◆ **GIVEN EXERCISE**:
Below is a set of records; print all of them exactly as written.

◆ **INPUT MATERIAL**:
--- Start ---
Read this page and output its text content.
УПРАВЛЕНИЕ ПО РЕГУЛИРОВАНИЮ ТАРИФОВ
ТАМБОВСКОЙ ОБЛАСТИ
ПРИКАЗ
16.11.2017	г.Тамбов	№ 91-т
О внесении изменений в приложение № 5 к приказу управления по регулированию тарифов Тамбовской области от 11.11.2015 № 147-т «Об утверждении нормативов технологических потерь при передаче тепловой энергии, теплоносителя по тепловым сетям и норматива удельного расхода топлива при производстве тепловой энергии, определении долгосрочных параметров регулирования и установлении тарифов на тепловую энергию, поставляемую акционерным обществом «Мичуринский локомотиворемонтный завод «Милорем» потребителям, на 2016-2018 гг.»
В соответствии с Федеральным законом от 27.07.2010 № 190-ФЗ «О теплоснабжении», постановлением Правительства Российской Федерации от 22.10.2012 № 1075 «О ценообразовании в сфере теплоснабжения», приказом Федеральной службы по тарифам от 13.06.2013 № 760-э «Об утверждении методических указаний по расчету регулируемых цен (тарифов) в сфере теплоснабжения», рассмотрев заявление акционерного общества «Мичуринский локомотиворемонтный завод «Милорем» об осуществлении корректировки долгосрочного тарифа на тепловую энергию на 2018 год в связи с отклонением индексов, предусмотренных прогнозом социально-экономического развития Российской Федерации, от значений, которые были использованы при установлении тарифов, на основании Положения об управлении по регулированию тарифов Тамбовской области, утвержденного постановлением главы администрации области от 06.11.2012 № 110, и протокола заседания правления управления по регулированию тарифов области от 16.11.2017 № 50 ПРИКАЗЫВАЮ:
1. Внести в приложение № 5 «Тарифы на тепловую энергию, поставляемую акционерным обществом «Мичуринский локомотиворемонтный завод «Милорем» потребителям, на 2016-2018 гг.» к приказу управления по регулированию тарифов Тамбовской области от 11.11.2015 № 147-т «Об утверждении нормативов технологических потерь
--- End ---
◆ **THE RESPONSE**:
Read this page and output its text content.
УПРАВЛЕНИЕ ПО РЕГУЛИРОВАНИЮ ТАРИФОВ
ТАМБОВСКОЙ ОБЛАСТИ
ПРИКАЗ
16.11.2017	г.Тамбов	№ 91-т
О внесении изменений в приложение № 5 к приказу управления по регулированию тарифов Тамбовской области от 11.11.2015 № 147-т «Об утверждении нормативов технологических потерь при передаче тепловой энергии, теплоносителя по тепловым сетям и норматива удельного расхода топлива при производстве тепловой энергии, определении долгосрочных параметров регулирования и установлении тарифов на тепловую энергию, поставляемую акционерным обществом «Мичуринский локомотиворемонтный завод «Милорем» потребителям, на 2016-2018 гг.»
В соответствии с Федеральным законом от 27.07.2010 № 190-ФЗ «О теплоснабжении», постановлением Правительства Российской Федерации от 22.10.2012 № 1075 «О ценообразовании в сфере теплоснабжения», приказом Федеральной службы по тарифам от 13.06.2013 № 760-э «Об утверждении методических указаний по расчету регулируемых цен (тарифов) в сфере теплоснабжения», рассмотрев заявление акционерного общества «Мичуринский локомотиворемонтный завод «Милорем» об осуществлении корректировки долгосрочного тарифа на тепловую энергию на 2018 год в связи с отклонением индексов, предусмотренных прогнозом социально-экономического развития Российской Федерации, от значений, которые были использованы при установлении тарифов, на основании Положения об управлении по регулированию тарифов Тамбовской области, утвержденного постановлением главы администрации области от 06.11.2012 № 110, и протокола заседания правления управления по регулированию тарифов области от 16.11.2017 № 50 ПРИКАЗЫВАЮ:
1. Внести в приложение № 5 «Тарифы на тепловую энергию, поставляемую акционерным обществом «Мичуринский локомотиворемонтный завод «Милорем» потребителям, на 2016-2018 гг.» к приказу управления по регулированию тарифов Тамбовской области от 11.11.2015 № 147-т «Об утверждении нормативов технологических потерь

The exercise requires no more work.